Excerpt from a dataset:
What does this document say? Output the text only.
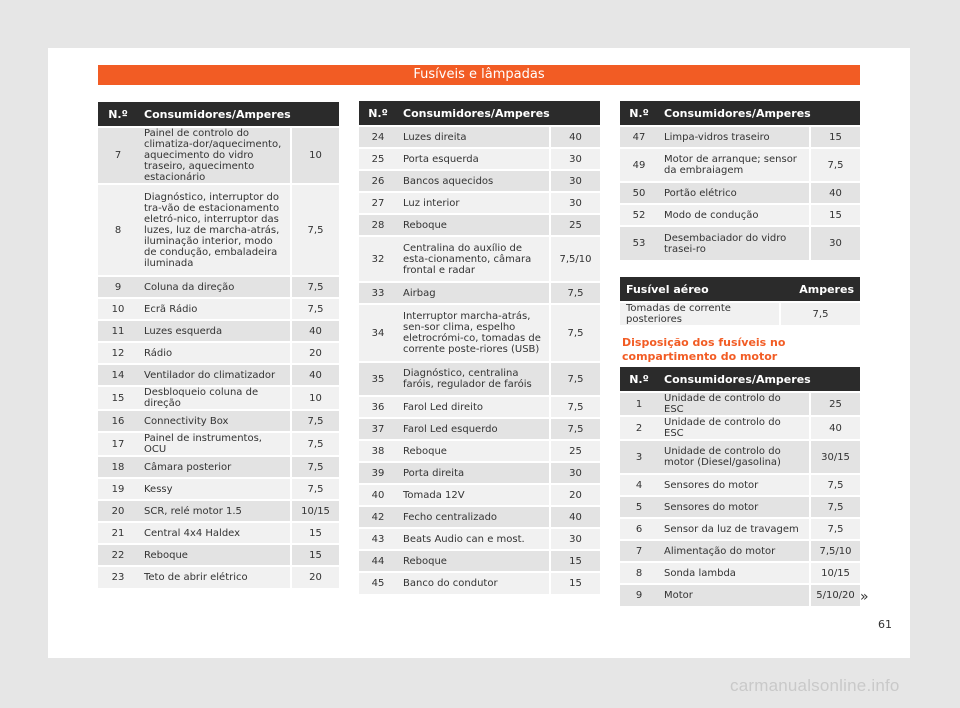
Fusíveis e lâmpadas
N.º	Consumidores/Amperes	
7	Painel de controlo do climatiza-dor/aquecimento, aquecimento do vidro traseiro, aquecimento estacionário	10
8	Diagnóstico, interruptor do tra-vão de estacionamento eletró-nico, interruptor das luzes, luz de marcha-atrás, iluminação interior, modo de condução, embaladeira iluminada	7,5
9	Coluna da direção	7,5
10	Ecrã Rádio	7,5
11	Luzes esquerda	40
12	Rádio	20
14	Ventilador do climatizador	40
15	Desbloqueio coluna de direção	10
16	Connectivity Box	7,5
17	Painel de instrumentos, OCU	7,5
18	Câmara posterior	7,5
19	Kessy	7,5
20	SCR, relé motor 1.5	10/15
21	Central 4x4 Haldex	15
22	Reboque	15
23	Teto de abrir elétrico	20
N.º	Consumidores/Amperes	
24	Luzes direita	40
25	Porta esquerda	30
26	Bancos aquecidos	30
27	Luz interior	30
28	Reboque	25
32	Centralina do auxílio de esta-cionamento, câmara frontal e radar	7,5/10
33	Airbag	7,5
34	Interruptor marcha-atrás, sen-sor clima, espelho eletrocrómi-co, tomadas de corrente poste-riores (USB)	7,5
35	Diagnóstico, centralina faróis, regulador de faróis	7,5
36	Farol Led direito	7,5
37	Farol Led esquerdo	7,5
38	Reboque	25
39	Porta direita	30
40	Tomada 12V	20
42	Fecho centralizado	40
43	Beats Audio can e most.	30
44	Reboque	15
45	Banco do condutor	15
N.º	Consumidores/Amperes	
47	Limpa-vidros traseiro	15
49	Motor de arranque; sensor da embraiagem	7,5
50	Portão elétrico	40
52	Modo de condução	15
53	Desembaciador do vidro trasei-ro	30
Fusível aéreo	Amperes
Tomadas de corrente posteriores	7,5
Disposição dos fusíveis no compartimento do motor
N.º	Consumidores/Amperes	
1	Unidade de controlo do ESC	25
2	Unidade de controlo do ESC	40
3	Unidade de controlo do motor (Diesel/gasolina)	30/15
4	Sensores do motor	7,5
5	Sensores do motor	7,5
6	Sensor da luz de travagem	7,5
7	Alimentação do motor	7,5/10
8	Sonda lambda	10/15
9	Motor	5/10/20 »
61
carmanualsonline.info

» **STATED TASK**: Reply with the number of lines in the data that include the string "marcha" and nothing else.

» **FINISHED EXERCISE**: 2